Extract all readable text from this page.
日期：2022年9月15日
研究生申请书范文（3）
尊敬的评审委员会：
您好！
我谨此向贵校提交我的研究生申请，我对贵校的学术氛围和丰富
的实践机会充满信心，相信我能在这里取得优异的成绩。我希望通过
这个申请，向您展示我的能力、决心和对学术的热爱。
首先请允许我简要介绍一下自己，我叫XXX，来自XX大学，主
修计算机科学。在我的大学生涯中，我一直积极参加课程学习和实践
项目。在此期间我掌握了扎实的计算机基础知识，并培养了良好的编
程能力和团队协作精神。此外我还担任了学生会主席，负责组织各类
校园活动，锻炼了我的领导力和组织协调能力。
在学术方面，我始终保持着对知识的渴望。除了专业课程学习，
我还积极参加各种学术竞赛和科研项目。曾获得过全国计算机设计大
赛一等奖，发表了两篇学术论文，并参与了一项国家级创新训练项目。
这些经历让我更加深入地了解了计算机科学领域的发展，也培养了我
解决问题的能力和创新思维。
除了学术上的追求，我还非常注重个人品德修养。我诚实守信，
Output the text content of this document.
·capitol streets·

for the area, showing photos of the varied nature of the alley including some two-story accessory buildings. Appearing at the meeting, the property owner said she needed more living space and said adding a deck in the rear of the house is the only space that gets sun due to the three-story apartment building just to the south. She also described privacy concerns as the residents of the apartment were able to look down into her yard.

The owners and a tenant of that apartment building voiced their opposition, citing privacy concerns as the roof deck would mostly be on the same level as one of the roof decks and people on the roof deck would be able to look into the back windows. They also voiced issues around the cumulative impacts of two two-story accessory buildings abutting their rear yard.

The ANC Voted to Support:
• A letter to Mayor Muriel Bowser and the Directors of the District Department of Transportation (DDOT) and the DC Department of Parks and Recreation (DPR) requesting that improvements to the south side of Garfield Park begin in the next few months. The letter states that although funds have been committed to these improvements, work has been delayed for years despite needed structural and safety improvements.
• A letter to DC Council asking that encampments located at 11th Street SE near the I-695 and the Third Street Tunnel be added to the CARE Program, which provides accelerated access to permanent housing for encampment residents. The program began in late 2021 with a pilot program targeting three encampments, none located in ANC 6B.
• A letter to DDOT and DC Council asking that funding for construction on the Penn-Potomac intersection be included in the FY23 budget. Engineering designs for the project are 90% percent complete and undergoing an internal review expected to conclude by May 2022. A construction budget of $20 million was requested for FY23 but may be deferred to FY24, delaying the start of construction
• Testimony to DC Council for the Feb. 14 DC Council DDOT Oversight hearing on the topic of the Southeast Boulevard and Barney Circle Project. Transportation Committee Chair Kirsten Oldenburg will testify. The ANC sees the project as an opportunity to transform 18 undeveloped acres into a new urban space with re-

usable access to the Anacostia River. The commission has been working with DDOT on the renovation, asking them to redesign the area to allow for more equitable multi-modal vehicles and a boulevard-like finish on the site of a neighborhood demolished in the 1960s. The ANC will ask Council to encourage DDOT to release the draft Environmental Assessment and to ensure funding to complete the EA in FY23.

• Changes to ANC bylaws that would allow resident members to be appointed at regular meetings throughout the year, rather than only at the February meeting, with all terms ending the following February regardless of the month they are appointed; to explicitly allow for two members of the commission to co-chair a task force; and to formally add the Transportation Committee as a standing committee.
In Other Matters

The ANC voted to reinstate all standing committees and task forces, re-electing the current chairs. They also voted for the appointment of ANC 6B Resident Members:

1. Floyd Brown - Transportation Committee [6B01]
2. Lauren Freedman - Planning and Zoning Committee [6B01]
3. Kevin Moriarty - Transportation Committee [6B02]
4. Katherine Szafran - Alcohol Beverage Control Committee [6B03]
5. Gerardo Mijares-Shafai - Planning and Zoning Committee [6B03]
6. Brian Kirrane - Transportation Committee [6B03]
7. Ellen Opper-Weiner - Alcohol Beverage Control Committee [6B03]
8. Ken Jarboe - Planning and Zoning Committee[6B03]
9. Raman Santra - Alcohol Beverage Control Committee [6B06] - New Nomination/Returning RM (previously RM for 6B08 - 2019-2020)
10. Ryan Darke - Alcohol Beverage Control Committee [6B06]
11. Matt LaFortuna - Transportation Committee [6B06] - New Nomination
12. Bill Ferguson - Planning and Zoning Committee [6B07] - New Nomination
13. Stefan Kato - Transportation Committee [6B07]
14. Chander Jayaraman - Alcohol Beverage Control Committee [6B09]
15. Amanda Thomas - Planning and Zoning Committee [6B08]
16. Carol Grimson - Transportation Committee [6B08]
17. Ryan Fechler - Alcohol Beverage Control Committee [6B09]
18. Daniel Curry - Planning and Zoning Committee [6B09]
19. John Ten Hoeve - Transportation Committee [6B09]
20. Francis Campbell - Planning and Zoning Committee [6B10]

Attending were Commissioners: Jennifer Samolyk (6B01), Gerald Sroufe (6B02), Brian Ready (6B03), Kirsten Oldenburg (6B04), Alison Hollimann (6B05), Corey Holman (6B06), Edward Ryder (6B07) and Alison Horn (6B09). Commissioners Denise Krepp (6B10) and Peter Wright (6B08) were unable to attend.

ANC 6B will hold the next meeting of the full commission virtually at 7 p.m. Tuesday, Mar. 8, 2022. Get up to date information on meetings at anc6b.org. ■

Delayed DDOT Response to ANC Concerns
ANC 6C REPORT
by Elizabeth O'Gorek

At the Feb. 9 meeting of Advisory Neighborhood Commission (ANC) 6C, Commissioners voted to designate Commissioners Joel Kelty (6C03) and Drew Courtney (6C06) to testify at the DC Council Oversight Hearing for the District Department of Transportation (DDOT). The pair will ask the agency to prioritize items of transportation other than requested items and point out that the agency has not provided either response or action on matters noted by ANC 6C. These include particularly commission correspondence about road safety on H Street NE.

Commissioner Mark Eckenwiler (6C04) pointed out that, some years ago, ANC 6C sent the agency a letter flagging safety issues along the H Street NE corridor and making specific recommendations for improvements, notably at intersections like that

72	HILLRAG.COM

────────

Requirement: Gather each line holding the string "standing".

Complete answer:
• Changes to ANC bylaws that would allow resident members to be appointed at regular meetings throughout the year, rather than only at the February meeting, with all terms ending the following February regardless of the month they are appointed; to explicitly allow for two members of the commission to co-chair a task force; and to formally add the Transportation Committee as a standing committee.
The ANC voted to reinstate all standing committees and task forces, re-electing the current chairs. They also voted for the appointment of ANC 6B Resident Members:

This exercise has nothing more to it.